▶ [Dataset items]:
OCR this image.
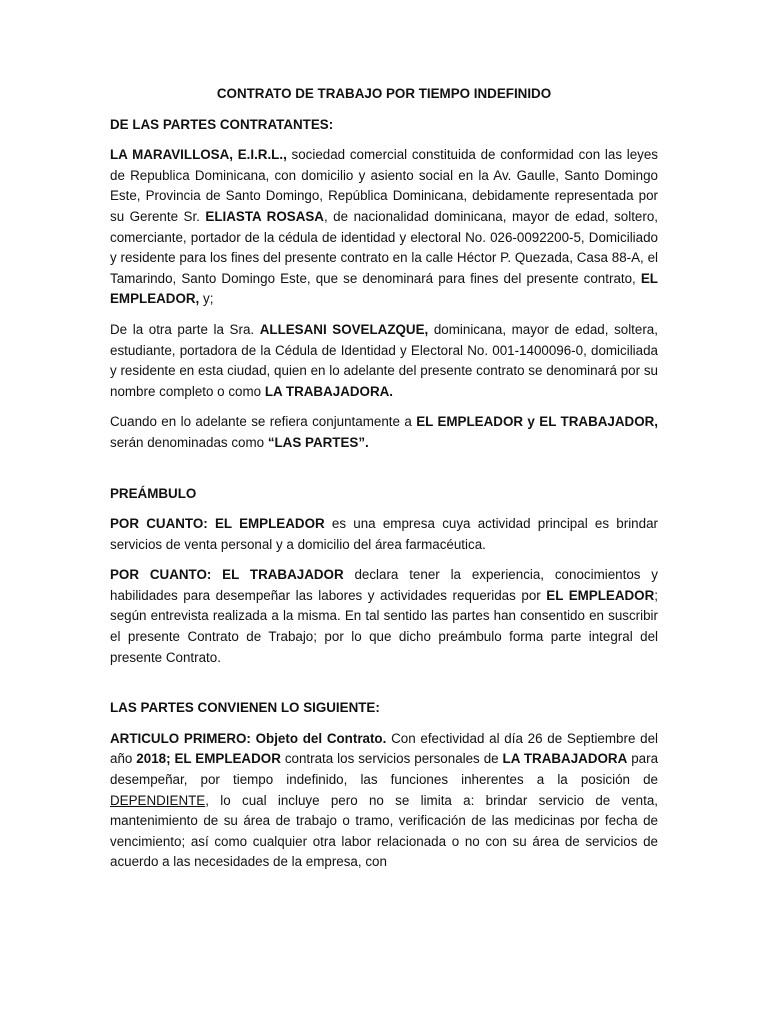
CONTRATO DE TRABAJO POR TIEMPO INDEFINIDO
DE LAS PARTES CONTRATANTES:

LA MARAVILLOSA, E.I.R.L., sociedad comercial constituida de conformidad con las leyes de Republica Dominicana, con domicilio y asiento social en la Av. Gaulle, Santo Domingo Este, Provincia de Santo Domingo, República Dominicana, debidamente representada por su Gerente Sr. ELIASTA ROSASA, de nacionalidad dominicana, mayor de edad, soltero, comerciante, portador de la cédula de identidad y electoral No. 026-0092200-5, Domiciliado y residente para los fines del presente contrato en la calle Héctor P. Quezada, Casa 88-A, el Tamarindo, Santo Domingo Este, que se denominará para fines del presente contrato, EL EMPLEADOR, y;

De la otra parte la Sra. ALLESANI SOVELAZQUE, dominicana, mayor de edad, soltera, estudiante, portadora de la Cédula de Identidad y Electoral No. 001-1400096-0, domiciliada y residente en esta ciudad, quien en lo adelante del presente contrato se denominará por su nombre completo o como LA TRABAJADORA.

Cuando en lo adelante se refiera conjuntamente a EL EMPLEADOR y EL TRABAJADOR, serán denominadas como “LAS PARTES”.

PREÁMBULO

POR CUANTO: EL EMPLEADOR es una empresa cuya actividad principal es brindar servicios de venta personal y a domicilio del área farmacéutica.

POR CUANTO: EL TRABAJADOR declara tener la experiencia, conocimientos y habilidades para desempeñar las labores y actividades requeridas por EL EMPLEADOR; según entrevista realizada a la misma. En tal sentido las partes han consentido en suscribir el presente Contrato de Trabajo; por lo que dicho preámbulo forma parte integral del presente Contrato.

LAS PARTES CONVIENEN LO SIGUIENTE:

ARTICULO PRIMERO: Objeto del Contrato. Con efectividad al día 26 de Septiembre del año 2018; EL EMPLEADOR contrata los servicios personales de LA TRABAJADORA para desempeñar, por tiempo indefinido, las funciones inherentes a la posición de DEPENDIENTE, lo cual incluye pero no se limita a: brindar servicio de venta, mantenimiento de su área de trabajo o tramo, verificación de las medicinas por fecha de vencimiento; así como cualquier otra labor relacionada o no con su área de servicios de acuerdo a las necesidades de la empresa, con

▶ [YOUR TASK]: Without the pictures, transcribe the listing above exactly.

▶ [RESPONSE TO THE EXERCISE]:
OCR this image.
CONTRATO DE TRABAJO POR TIEMPO INDEFINIDO
DE LAS PARTES CONTRATANTES:

LA MARAVILLOSA, E.I.R.L., sociedad comercial constituida de conformidad con las leyes de Republica Dominicana, con domicilio y asiento social en la Av. Gaulle, Santo Domingo Este, Provincia de Santo Domingo, República Dominicana, debidamente representada por su Gerente Sr. ELIASTA ROSASA, de nacionalidad dominicana, mayor de edad, soltero, comerciante, portador de la cédula de identidad y electoral No. 026-0092200-5, Domiciliado y residente para los fines del presente contrato en la calle Héctor P. Quezada, Casa 88-A, el Tamarindo, Santo Domingo Este, que se denominará para fines del presente contrato, EL EMPLEADOR, y;

De la otra parte la Sra. ALLESANI SOVELAZQUE, dominicana, mayor de edad, soltera, estudiante, portadora de la Cédula de Identidad y Electoral No. 001-1400096-0, domiciliada y residente en esta ciudad, quien en lo adelante del presente contrato se denominará por su nombre completo o como LA TRABAJADORA.

Cuando en lo adelante se refiera conjuntamente a EL EMPLEADOR y EL TRABAJADOR, serán denominadas como “LAS PARTES”.

PREÁMBULO

POR CUANTO: EL EMPLEADOR es una empresa cuya actividad principal es brindar servicios de venta personal y a domicilio del área farmacéutica.

POR CUANTO: EL TRABAJADOR declara tener la experiencia, conocimientos y habilidades para desempeñar las labores y actividades requeridas por EL EMPLEADOR; según entrevista realizada a la misma. En tal sentido las partes han consentido en suscribir el presente Contrato de Trabajo; por lo que dicho preámbulo forma parte integral del presente Contrato.

LAS PARTES CONVIENEN LO SIGUIENTE:

ARTICULO PRIMERO: Objeto del Contrato. Con efectividad al día 26 de Septiembre del año 2018; EL EMPLEADOR contrata los servicios personales de LA TRABAJADORA para desempeñar, por tiempo indefinido, las funciones inherentes a la posición de DEPENDIENTE, lo cual incluye pero no se limita a: brindar servicio de venta, mantenimiento de su área de trabajo o tramo, verificación de las medicinas por fecha de vencimiento; así como cualquier otra labor relacionada o no con su área de servicios de acuerdo a las necesidades de la empresa, con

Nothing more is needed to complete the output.